» Stated task:
Look through the data for the string "close". Copy every line where it is found.

» Input records:
-- begin --

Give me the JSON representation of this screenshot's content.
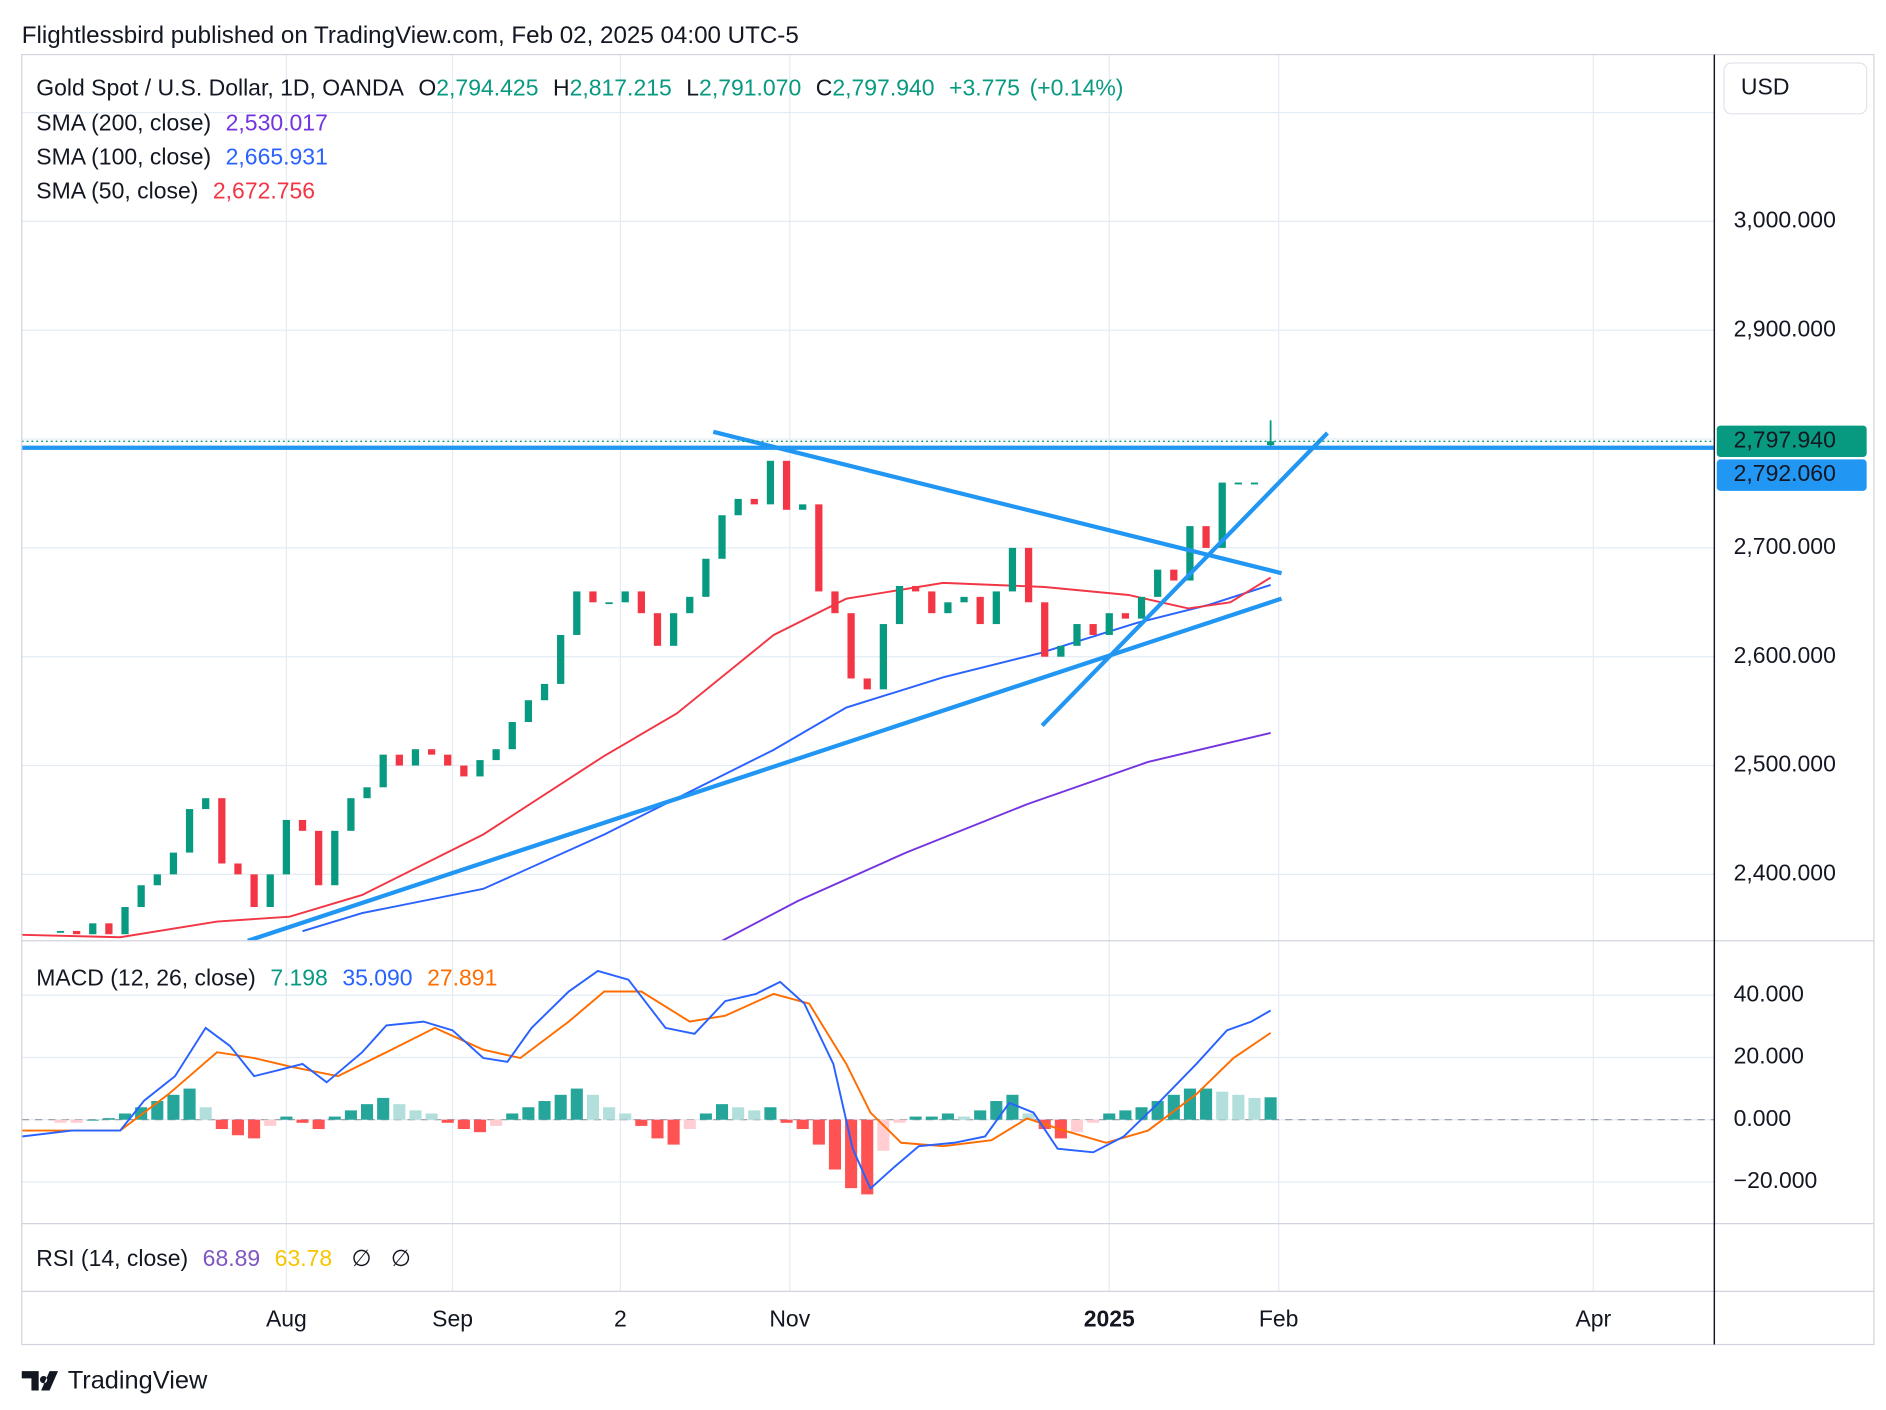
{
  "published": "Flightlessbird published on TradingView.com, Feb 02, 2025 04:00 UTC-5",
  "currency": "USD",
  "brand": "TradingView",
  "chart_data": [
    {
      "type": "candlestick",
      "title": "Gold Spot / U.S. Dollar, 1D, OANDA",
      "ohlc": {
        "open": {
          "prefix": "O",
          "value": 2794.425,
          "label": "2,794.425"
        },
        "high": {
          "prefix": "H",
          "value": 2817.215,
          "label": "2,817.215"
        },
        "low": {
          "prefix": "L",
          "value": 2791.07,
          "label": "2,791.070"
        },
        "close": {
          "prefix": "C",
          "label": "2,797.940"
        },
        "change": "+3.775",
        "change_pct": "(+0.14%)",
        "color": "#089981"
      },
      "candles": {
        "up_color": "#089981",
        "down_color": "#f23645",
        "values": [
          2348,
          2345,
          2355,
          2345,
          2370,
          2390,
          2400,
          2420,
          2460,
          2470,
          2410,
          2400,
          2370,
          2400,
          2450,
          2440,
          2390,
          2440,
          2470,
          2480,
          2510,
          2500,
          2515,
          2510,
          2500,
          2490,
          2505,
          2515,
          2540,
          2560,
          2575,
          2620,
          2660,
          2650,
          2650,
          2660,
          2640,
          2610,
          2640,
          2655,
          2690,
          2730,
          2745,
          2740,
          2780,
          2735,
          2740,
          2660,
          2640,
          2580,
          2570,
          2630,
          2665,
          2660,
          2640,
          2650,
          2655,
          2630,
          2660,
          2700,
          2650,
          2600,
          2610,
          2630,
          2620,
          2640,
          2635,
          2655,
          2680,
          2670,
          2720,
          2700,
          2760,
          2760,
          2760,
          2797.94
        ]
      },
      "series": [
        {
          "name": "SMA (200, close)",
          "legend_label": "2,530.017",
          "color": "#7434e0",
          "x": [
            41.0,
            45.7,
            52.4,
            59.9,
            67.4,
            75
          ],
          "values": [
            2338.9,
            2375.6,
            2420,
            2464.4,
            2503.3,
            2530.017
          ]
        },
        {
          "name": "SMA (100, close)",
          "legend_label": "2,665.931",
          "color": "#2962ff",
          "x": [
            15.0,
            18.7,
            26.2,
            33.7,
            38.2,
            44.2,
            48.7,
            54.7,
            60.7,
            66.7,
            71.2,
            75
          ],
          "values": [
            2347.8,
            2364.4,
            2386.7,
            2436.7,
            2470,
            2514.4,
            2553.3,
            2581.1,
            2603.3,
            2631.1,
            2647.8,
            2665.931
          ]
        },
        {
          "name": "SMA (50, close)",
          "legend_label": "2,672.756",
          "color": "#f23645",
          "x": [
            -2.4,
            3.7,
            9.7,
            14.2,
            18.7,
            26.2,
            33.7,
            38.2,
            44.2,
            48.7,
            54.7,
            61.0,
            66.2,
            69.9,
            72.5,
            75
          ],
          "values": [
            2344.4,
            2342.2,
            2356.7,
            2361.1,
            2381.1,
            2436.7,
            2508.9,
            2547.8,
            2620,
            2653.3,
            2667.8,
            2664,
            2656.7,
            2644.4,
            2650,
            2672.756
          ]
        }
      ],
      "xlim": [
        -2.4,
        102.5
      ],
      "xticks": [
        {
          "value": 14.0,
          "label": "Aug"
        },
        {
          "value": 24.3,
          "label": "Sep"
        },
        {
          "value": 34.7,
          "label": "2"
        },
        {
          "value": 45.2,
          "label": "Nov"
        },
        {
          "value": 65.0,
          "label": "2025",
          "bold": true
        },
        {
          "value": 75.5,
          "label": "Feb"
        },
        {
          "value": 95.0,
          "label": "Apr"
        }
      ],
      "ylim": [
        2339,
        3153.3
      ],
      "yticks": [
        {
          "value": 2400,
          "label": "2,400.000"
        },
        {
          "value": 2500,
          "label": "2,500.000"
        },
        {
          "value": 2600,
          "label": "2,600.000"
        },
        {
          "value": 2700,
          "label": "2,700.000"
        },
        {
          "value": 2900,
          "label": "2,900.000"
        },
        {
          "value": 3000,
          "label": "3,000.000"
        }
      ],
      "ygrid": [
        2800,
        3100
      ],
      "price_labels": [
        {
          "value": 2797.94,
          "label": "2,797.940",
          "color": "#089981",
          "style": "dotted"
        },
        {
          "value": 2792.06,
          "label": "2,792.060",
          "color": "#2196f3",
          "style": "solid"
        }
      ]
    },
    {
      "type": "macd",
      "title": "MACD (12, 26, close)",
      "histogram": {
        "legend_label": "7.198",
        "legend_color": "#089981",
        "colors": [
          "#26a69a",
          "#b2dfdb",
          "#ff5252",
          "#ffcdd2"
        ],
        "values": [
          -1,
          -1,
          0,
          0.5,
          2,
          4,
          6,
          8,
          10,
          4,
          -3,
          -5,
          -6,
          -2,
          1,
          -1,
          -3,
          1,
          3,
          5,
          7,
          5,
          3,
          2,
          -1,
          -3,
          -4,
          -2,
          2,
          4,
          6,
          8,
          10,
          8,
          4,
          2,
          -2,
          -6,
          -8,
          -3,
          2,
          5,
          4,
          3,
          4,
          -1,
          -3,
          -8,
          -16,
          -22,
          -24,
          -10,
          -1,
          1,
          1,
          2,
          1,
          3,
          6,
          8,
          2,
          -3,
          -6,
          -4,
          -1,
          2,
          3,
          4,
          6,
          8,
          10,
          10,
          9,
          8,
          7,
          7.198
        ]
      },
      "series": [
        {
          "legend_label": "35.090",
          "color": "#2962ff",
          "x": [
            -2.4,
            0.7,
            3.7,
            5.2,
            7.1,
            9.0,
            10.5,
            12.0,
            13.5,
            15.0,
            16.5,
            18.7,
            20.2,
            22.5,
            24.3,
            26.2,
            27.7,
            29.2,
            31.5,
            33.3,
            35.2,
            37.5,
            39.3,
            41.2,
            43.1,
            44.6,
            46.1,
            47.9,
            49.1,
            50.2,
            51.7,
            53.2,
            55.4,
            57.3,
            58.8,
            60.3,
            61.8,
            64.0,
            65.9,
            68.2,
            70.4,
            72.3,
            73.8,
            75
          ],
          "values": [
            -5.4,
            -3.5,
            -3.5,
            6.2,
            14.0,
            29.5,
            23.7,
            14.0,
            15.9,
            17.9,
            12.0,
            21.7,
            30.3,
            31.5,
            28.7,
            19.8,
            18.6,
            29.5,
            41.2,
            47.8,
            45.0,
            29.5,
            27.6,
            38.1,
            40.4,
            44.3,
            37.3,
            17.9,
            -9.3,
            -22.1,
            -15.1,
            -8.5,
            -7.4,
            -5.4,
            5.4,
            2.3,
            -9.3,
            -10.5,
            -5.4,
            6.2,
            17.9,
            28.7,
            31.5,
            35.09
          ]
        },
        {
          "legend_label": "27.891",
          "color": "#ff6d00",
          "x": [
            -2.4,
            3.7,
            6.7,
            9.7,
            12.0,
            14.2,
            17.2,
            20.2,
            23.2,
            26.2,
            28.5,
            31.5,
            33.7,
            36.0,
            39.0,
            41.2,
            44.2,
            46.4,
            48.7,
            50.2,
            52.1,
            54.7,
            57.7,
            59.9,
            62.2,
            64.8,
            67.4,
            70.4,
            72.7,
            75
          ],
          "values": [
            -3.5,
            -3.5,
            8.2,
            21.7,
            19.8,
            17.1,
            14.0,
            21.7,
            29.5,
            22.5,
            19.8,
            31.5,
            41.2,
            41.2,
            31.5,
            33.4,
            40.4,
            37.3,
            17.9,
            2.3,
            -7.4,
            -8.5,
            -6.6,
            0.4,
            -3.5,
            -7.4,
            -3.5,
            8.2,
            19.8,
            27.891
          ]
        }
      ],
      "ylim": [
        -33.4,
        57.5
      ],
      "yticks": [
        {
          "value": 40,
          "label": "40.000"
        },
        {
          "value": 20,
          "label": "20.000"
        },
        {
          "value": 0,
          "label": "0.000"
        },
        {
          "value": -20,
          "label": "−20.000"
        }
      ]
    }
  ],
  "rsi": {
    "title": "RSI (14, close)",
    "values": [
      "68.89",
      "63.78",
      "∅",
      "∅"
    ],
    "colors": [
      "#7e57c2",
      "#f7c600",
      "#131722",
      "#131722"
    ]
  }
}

-- end --
-- begin --

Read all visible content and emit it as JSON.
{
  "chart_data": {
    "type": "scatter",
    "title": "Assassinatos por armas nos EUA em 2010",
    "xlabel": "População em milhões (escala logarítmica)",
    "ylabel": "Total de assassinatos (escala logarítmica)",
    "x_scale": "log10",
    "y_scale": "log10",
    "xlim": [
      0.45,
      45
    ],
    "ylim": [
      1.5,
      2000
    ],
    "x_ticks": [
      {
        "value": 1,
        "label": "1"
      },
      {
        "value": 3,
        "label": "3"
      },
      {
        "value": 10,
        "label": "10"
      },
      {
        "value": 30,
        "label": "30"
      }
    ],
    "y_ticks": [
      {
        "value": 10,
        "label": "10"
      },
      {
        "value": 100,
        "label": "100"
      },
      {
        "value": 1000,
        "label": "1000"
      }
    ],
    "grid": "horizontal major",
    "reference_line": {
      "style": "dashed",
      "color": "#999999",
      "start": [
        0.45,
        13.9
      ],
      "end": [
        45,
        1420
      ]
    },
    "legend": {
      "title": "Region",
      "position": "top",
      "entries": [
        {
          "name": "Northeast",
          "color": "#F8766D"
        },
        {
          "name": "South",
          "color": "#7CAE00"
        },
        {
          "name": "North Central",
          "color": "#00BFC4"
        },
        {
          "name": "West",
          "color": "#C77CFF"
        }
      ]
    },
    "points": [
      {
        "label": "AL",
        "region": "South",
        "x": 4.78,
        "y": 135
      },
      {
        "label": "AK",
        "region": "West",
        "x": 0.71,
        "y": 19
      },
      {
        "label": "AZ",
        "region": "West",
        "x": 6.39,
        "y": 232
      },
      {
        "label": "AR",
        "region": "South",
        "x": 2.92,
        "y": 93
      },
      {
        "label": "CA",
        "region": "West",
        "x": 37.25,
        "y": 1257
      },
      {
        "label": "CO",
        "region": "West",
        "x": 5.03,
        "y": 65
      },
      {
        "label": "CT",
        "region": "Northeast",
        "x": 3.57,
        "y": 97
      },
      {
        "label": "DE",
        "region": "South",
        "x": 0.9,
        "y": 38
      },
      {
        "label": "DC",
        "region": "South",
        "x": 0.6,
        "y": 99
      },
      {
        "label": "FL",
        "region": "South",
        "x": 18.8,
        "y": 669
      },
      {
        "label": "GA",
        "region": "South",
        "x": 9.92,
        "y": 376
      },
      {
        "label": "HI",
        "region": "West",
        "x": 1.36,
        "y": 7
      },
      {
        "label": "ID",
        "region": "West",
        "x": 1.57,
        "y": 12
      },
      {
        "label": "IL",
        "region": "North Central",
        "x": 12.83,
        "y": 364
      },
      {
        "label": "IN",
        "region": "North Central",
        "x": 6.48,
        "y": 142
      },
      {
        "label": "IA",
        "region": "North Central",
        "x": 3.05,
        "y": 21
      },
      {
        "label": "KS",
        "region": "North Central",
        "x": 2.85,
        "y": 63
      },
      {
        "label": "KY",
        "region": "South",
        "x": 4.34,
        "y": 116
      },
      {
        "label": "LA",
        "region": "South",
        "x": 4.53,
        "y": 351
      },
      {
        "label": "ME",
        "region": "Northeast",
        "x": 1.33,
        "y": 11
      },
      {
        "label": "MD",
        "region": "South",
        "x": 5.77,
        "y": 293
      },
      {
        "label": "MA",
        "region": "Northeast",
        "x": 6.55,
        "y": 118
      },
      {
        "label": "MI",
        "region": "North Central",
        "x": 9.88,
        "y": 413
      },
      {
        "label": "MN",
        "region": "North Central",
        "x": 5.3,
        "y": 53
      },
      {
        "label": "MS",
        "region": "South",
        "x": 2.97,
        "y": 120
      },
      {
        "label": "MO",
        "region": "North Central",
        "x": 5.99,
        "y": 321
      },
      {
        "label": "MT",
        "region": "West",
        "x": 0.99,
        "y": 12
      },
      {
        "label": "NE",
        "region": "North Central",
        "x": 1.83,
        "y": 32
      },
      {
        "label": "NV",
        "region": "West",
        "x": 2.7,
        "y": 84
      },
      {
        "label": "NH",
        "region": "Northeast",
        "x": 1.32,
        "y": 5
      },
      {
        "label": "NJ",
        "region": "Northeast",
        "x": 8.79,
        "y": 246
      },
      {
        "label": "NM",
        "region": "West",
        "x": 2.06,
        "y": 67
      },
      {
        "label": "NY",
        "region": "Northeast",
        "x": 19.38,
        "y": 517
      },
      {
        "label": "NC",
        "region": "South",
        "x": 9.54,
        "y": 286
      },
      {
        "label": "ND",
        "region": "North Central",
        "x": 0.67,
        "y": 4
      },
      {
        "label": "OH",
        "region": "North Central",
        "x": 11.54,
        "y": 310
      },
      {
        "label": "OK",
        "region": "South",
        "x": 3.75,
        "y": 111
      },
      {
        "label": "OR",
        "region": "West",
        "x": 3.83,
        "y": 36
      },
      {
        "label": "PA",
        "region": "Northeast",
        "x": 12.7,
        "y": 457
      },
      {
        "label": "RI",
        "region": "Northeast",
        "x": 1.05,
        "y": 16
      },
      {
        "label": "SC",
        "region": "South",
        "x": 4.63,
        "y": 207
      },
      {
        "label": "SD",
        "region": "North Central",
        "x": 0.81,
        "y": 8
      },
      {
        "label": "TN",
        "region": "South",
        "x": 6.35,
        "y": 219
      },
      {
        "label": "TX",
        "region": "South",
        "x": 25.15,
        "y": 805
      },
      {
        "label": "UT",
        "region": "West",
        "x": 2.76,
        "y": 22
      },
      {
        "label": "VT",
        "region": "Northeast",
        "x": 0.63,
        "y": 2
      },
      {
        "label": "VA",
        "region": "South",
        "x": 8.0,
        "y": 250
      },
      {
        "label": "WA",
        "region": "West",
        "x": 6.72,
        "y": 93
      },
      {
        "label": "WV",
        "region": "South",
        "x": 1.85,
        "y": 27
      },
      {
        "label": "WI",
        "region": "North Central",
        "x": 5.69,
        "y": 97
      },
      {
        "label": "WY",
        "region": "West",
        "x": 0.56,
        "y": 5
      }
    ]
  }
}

-- end --

» Written reply:
        "close": {
          "name": "SMA (200, close)",
          "name": "SMA (100, close)",
          "name": "SMA (50, close)",
      "title": "MACD (12, 26, close)",
    "title": "RSI (14, close)",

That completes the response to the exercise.